[Stored records]
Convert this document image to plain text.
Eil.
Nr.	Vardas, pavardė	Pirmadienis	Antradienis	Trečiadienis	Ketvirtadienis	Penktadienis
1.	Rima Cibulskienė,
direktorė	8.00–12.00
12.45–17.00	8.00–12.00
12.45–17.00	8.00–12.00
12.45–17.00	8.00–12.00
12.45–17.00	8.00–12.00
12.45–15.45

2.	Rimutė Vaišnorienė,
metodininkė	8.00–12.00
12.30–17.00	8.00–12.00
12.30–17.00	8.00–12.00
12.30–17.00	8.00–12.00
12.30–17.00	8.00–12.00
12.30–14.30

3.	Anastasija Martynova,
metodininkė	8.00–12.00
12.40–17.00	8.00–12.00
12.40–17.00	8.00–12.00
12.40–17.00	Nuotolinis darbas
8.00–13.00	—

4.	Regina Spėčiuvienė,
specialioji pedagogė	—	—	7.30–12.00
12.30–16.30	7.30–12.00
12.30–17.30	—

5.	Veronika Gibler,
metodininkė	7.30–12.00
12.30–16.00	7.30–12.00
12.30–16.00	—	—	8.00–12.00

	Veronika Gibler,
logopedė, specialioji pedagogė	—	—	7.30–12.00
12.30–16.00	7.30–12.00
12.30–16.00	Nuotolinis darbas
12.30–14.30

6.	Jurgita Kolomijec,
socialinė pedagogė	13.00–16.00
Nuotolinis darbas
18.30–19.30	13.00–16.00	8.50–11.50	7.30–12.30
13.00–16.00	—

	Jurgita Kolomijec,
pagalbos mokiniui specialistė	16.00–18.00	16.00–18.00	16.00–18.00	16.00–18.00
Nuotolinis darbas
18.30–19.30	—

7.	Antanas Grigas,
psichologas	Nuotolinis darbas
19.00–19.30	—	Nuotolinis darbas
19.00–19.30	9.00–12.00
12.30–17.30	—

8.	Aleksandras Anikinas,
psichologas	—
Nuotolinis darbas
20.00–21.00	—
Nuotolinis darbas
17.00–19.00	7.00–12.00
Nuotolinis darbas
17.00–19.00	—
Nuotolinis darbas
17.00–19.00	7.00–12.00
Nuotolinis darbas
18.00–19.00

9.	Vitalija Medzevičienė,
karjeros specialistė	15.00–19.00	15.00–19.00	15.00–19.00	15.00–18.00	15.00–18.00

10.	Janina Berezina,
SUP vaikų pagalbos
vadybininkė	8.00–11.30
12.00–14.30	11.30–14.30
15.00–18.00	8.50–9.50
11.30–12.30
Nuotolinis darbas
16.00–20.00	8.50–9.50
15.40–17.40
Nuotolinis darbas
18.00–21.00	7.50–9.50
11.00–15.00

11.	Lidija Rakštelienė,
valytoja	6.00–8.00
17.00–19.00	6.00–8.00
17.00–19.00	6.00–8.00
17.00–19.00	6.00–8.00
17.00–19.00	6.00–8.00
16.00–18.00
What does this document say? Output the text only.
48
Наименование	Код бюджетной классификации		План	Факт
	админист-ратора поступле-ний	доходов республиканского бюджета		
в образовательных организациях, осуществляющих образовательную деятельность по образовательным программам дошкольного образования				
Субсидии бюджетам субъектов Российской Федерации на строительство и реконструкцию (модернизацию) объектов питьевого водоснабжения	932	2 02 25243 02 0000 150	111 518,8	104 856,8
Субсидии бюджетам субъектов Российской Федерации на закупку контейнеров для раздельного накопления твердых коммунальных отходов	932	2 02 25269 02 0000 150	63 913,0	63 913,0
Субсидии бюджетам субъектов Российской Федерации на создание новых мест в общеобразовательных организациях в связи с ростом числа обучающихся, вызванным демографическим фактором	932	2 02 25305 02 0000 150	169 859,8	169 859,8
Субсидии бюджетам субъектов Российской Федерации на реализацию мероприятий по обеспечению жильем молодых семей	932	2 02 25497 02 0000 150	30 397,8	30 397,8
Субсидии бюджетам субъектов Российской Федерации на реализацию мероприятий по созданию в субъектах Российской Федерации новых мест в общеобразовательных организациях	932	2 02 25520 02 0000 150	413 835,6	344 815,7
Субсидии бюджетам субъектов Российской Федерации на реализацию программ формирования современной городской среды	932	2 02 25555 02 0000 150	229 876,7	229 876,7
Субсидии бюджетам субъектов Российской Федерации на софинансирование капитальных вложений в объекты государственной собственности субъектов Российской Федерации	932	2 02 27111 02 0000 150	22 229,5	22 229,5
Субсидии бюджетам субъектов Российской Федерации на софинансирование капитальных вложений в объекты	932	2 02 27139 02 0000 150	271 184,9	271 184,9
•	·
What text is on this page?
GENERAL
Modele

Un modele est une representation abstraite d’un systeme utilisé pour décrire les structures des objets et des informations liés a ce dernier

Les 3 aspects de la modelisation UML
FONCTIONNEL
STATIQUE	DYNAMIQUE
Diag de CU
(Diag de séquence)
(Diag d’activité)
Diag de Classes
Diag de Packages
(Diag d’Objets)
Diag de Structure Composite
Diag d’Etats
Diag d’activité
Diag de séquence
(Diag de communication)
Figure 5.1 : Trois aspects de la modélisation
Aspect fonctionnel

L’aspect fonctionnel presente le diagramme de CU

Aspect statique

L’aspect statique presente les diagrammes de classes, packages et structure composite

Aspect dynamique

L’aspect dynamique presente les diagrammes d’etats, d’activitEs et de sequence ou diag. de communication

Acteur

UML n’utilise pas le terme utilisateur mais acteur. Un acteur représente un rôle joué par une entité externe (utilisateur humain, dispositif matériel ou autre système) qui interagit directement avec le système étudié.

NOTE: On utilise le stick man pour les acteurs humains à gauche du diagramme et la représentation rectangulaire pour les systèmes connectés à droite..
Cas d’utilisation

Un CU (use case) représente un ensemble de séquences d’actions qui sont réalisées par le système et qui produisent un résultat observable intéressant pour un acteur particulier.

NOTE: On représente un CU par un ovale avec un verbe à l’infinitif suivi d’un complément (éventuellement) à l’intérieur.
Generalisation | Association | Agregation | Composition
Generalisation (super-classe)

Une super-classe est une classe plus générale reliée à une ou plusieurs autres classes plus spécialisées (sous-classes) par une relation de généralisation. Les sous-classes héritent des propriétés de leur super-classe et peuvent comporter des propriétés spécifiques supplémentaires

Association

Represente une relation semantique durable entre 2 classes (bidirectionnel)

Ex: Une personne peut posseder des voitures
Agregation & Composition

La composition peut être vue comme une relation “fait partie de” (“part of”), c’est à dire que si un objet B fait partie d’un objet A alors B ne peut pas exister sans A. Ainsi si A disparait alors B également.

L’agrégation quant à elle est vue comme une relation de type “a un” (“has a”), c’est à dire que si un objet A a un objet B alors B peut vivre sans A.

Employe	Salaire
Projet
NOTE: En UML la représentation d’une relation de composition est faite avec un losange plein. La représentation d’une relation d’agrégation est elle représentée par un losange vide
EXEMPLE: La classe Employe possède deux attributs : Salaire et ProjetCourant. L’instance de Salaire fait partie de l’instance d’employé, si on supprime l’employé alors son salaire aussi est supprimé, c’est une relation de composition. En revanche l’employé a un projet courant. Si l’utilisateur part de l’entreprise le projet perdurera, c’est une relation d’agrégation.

» WORK TO DO: Make an exact copy of the records.

» CORRECT ANSWER:
Convert this document image to plain text.
Eil.
Nr.	Vardas, pavardė	Pirmadienis	Antradienis	Trečiadienis	Ketvirtadienis	Penktadienis
1.	Rima Cibulskienė,
direktorė	8.00–12.00
12.45–17.00	8.00–12.00
12.45–17.00	8.00–12.00
12.45–17.00	8.00–12.00
12.45–17.00	8.00–12.00
12.45–15.45

2.	Rimutė Vaišnorienė,
metodininkė	8.00–12.00
12.30–17.00	8.00–12.00
12.30–17.00	8.00–12.00
12.30–17.00	8.00–12.00
12.30–17.00	8.00–12.00
12.30–14.30

3.	Anastasija Martynova,
metodininkė	8.00–12.00
12.40–17.00	8.00–12.00
12.40–17.00	8.00–12.00
12.40–17.00	Nuotolinis darbas
8.00–13.00	—

4.	Regina Spėčiuvienė,
specialioji pedagogė	—	—	7.30–12.00
12.30–16.30	7.30–12.00
12.30–17.30	—

5.	Veronika Gibler,
metodininkė	7.30–12.00
12.30–16.00	7.30–12.00
12.30–16.00	—	—	8.00–12.00

	Veronika Gibler,
logopedė, specialioji pedagogė	—	—	7.30–12.00
12.30–16.00	7.30–12.00
12.30–16.00	Nuotolinis darbas
12.30–14.30

6.	Jurgita Kolomijec,
socialinė pedagogė	13.00–16.00
Nuotolinis darbas
18.30–19.30	13.00–16.00	8.50–11.50	7.30–12.30
13.00–16.00	—

	Jurgita Kolomijec,
pagalbos mokiniui specialistė	16.00–18.00	16.00–18.00	16.00–18.00	16.00–18.00
Nuotolinis darbas
18.30–19.30	—

7.	Antanas Grigas,
psichologas	Nuotolinis darbas
19.00–19.30	—	Nuotolinis darbas
19.00–19.30	9.00–12.00
12.30–17.30	—

8.	Aleksandras Anikinas,
psichologas	—
Nuotolinis darbas
20.00–21.00	—
Nuotolinis darbas
17.00–19.00	7.00–12.00
Nuotolinis darbas
17.00–19.00	—
Nuotolinis darbas
17.00–19.00	7.00–12.00
Nuotolinis darbas
18.00–19.00

9.	Vitalija Medzevičienė,
karjeros specialistė	15.00–19.00	15.00–19.00	15.00–19.00	15.00–18.00	15.00–18.00

10.	Janina Berezina,
SUP vaikų pagalbos
vadybininkė	8.00–11.30
12.00–14.30	11.30–14.30
15.00–18.00	8.50–9.50
11.30–12.30
Nuotolinis darbas
16.00–20.00	8.50–9.50
15.40–17.40
Nuotolinis darbas
18.00–21.00	7.50–9.50
11.00–15.00

11.	Lidija Rakštelienė,
valytoja	6.00–8.00
17.00–19.00	6.00–8.00
17.00–19.00	6.00–8.00
17.00–19.00	6.00–8.00
17.00–19.00	6.00–8.00
16.00–18.00
What does this document say? Output the text only.
48
Наименование	Код бюджетной классификации		План	Факт
	админист-ратора поступле-ний	доходов республиканского бюджета		
в образовательных организациях, осуществляющих образовательную деятельность по образовательным программам дошкольного образования				
Субсидии бюджетам субъектов Российской Федерации на строительство и реконструкцию (модернизацию) объектов питьевого водоснабжения	932	2 02 25243 02 0000 150	111 518,8	104 856,8
Субсидии бюджетам субъектов Российской Федерации на закупку контейнеров для раздельного накопления твердых коммунальных отходов	932	2 02 25269 02 0000 150	63 913,0	63 913,0
Субсидии бюджетам субъектов Российской Федерации на создание новых мест в общеобразовательных организациях в связи с ростом числа обучающихся, вызванным демографическим фактором	932	2 02 25305 02 0000 150	169 859,8	169 859,8
Субсидии бюджетам субъектов Российской Федерации на реализацию мероприятий по обеспечению жильем молодых семей	932	2 02 25497 02 0000 150	30 397,8	30 397,8
Субсидии бюджетам субъектов Российской Федерации на реализацию мероприятий по созданию в субъектах Российской Федерации новых мест в общеобразовательных организациях	932	2 02 25520 02 0000 150	413 835,6	344 815,7
Субсидии бюджетам субъектов Российской Федерации на реализацию программ формирования современной городской среды	932	2 02 25555 02 0000 150	229 876,7	229 876,7
Субсидии бюджетам субъектов Российской Федерации на софинансирование капитальных вложений в объекты государственной собственности субъектов Российской Федерации	932	2 02 27111 02 0000 150	22 229,5	22 229,5
Субсидии бюджетам субъектов Российской Федерации на софинансирование капитальных вложений в объекты	932	2 02 27139 02 0000 150	271 184,9	271 184,9
•	·
What text is on this page?
GENERAL
Modele

Un modele est une representation abstraite d’un systeme utilisé pour décrire les structures des objets et des informations liés a ce dernier

Les 3 aspects de la modelisation UML
FONCTIONNEL
STATIQUE	DYNAMIQUE
Diag de CU
(Diag de séquence)
(Diag d’activité)
Diag de Classes
Diag de Packages
(Diag d’Objets)
Diag de Structure Composite
Diag d’Etats
Diag d’activité
Diag de séquence
(Diag de communication)
Figure 5.1 : Trois aspects de la modélisation
Aspect fonctionnel

L’aspect fonctionnel presente le diagramme de CU

Aspect statique

L’aspect statique presente les diagrammes de classes, packages et structure composite

Aspect dynamique

L’aspect dynamique presente les diagrammes d’etats, d’activitEs et de sequence ou diag. de communication

Acteur

UML n’utilise pas le terme utilisateur mais acteur. Un acteur représente un rôle joué par une entité externe (utilisateur humain, dispositif matériel ou autre système) qui interagit directement avec le système étudié.

NOTE: On utilise le stick man pour les acteurs humains à gauche du diagramme et la représentation rectangulaire pour les systèmes connectés à droite..
Cas d’utilisation

Un CU (use case) représente un ensemble de séquences d’actions qui sont réalisées par le système et qui produisent un résultat observable intéressant pour un acteur particulier.

NOTE: On représente un CU par un ovale avec un verbe à l’infinitif suivi d’un complément (éventuellement) à l’intérieur.
Generalisation | Association | Agregation | Composition
Generalisation (super-classe)

Une super-classe est une classe plus générale reliée à une ou plusieurs autres classes plus spécialisées (sous-classes) par une relation de généralisation. Les sous-classes héritent des propriétés de leur super-classe et peuvent comporter des propriétés spécifiques supplémentaires

Association

Represente une relation semantique durable entre 2 classes (bidirectionnel)

Ex: Une personne peut posseder des voitures
Agregation & Composition

La composition peut être vue comme une relation “fait partie de” (“part of”), c’est à dire que si un objet B fait partie d’un objet A alors B ne peut pas exister sans A. Ainsi si A disparait alors B également.

L’agrégation quant à elle est vue comme une relation de type “a un” (“has a”), c’est à dire que si un objet A a un objet B alors B peut vivre sans A.

Employe	Salaire
Projet
NOTE: En UML la représentation d’une relation de composition est faite avec un losange plein. La représentation d’une relation d’agrégation est elle représentée par un losange vide
EXEMPLE: La classe Employe possède deux attributs : Salaire et ProjetCourant. L’instance de Salaire fait partie de l’instance d’employé, si on supprime l’employé alors son salaire aussi est supprimé, c’est une relation de composition. En revanche l’employé a un projet courant. Si l’utilisateur part de l’entreprise le projet perdurera, c’est une relation d’agrégation.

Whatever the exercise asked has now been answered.